Figure record extracts
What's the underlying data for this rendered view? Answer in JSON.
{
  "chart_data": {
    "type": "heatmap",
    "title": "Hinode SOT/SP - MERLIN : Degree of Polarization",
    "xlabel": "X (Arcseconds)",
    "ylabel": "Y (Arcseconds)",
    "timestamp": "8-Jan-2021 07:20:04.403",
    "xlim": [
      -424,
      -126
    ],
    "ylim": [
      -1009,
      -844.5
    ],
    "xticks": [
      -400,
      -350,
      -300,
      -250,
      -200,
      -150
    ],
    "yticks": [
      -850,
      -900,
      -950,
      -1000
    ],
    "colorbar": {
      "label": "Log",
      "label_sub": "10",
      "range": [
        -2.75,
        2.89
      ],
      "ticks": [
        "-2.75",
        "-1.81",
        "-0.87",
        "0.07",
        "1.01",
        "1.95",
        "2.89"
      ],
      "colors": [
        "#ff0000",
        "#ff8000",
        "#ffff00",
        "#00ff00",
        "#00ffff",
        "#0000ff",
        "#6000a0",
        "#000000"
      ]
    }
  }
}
---
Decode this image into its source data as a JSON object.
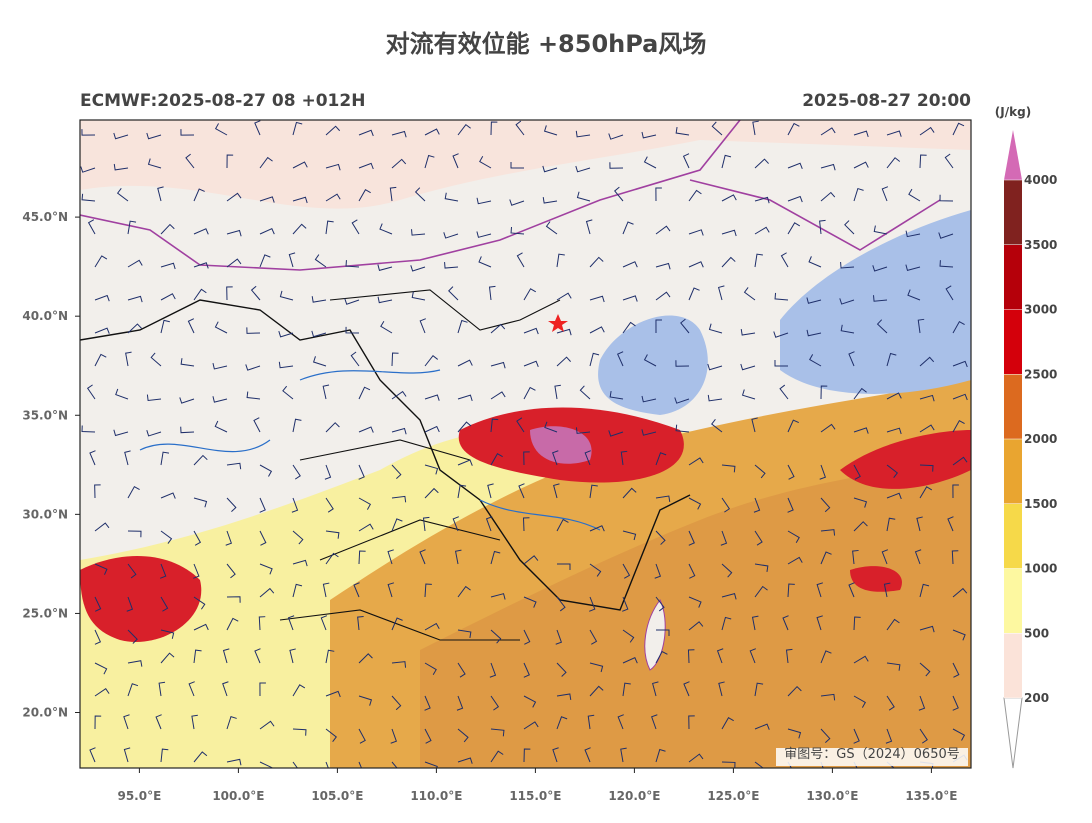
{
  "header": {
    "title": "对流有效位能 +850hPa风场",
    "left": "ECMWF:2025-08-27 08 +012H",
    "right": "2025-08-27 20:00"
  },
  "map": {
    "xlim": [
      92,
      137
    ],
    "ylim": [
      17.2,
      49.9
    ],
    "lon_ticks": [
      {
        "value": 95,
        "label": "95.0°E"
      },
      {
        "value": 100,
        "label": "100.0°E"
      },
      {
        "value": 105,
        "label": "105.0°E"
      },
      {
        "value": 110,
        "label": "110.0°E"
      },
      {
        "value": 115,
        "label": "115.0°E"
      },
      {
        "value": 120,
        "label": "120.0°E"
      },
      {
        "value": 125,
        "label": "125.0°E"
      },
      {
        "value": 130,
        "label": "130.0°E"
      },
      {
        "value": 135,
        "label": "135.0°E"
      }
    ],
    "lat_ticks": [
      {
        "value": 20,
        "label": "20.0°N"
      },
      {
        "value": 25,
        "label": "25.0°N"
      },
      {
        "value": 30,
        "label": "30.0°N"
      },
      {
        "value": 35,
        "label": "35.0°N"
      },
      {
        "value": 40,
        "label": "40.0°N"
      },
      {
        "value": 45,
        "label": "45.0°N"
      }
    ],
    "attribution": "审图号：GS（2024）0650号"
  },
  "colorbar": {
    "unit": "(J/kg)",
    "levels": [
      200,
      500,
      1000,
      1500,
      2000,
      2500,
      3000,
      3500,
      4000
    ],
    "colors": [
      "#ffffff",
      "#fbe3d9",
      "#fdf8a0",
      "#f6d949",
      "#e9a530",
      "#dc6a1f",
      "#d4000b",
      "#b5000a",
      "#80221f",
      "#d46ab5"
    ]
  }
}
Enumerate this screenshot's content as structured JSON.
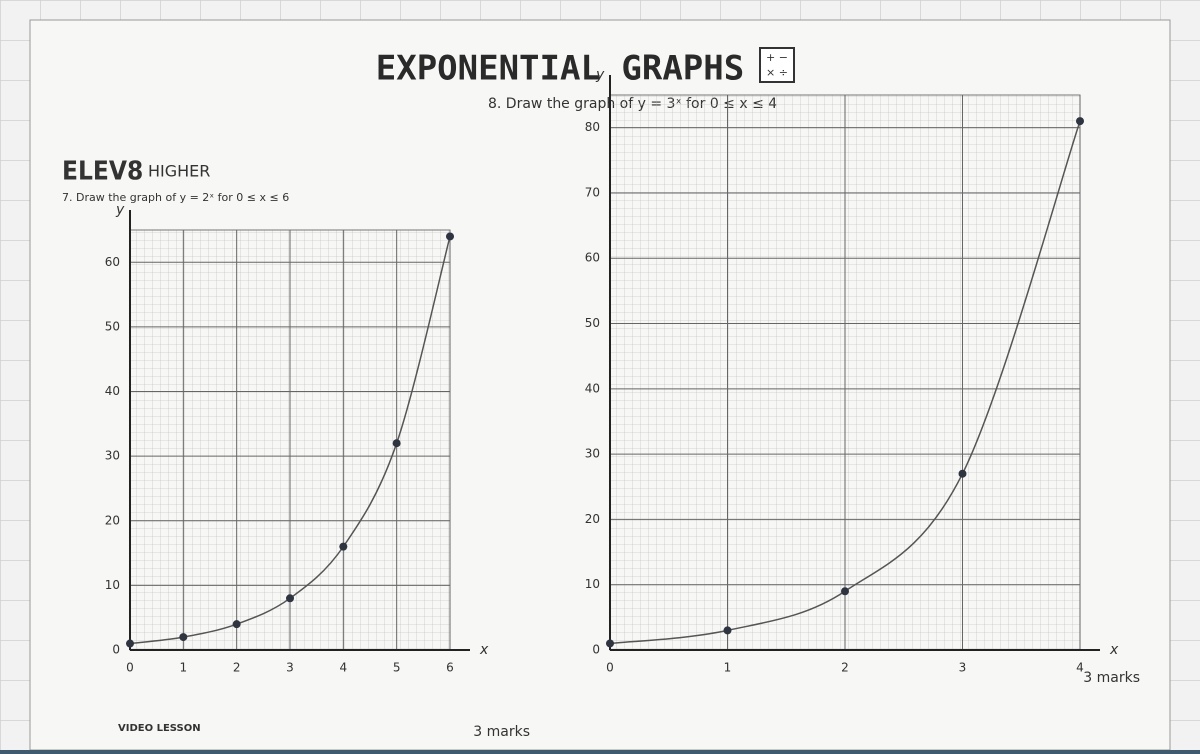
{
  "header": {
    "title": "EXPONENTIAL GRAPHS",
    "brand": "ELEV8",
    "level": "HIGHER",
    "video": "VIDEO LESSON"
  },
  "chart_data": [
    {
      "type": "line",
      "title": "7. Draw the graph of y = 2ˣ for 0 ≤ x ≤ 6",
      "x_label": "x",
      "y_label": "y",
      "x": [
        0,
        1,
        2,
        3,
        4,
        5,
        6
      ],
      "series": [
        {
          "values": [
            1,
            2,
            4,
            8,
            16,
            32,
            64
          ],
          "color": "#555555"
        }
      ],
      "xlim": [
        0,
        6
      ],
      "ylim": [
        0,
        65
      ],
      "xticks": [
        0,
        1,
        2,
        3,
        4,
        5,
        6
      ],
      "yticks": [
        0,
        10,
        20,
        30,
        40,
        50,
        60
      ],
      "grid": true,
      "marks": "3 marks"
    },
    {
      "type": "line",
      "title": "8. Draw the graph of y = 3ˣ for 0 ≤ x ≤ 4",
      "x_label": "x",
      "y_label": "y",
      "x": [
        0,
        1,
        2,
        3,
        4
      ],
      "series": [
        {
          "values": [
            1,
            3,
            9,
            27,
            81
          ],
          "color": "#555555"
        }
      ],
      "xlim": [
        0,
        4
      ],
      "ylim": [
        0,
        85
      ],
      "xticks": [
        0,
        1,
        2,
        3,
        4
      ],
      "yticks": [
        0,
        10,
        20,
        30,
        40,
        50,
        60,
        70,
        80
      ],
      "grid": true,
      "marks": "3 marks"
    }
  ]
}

◆ **What this task involves**
Search the records for the word "title". Copy every line that has it.

◆ **Result of the exercise**
    "title": "Hinode SOT/SP - MERLIN : Degree of Polarization",
    "title": "对流有效位能 +850hPa风场",
    "title": "EXPONENTIAL GRAPHS",
      "title": "7. Draw the graph of y = 2ˣ for 0 ≤ x ≤ 6",
      "title": "8. Draw the graph of y = 3ˣ for 0 ≤ x ≤ 4",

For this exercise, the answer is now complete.